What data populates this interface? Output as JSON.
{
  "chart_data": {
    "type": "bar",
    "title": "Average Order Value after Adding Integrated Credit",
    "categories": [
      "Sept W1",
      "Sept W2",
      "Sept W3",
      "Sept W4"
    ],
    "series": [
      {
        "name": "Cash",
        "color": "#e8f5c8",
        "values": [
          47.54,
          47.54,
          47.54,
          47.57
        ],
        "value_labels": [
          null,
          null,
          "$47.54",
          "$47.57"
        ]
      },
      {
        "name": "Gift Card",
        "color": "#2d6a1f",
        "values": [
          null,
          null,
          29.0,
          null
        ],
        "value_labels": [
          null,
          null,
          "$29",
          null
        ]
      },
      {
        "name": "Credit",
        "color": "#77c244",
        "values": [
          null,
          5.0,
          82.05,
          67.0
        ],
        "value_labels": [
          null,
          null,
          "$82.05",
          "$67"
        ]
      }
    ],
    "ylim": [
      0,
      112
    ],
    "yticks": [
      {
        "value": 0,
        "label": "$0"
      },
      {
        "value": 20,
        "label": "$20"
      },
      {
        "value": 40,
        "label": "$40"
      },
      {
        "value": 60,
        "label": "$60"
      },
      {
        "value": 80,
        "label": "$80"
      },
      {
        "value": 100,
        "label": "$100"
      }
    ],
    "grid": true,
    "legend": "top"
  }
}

--

▸ Task requirements
Provide all the records again, word for word.

▸ Answer to the task
What data populates this interface? Output as JSON.
{
  "chart_data": {
    "type": "bar",
    "title": "Average Order Value after Adding Integrated Credit",
    "categories": [
      "Sept W1",
      "Sept W2",
      "Sept W3",
      "Sept W4"
    ],
    "series": [
      {
        "name": "Cash",
        "color": "#e8f5c8",
        "values": [
          47.54,
          47.54,
          47.54,
          47.57
        ],
        "value_labels": [
          null,
          null,
          "$47.54",
          "$47.57"
        ]
      },
      {
        "name": "Gift Card",
        "color": "#2d6a1f",
        "values": [
          null,
          null,
          29.0,
          null
        ],
        "value_labels": [
          null,
          null,
          "$29",
          null
        ]
      },
      {
        "name": "Credit",
        "color": "#77c244",
        "values": [
          null,
          5.0,
          82.05,
          67.0
        ],
        "value_labels": [
          null,
          null,
          "$82.05",
          "$67"
        ]
      }
    ],
    "ylim": [
      0,
      112
    ],
    "yticks": [
      {
        "value": 0,
        "label": "$0"
      },
      {
        "value": 20,
        "label": "$20"
      },
      {
        "value": 40,
        "label": "$40"
      },
      {
        "value": 60,
        "label": "$60"
      },
      {
        "value": 80,
        "label": "$80"
      },
      {
        "value": 100,
        "label": "$100"
      }
    ],
    "grid": true,
    "legend": "top"
  }
}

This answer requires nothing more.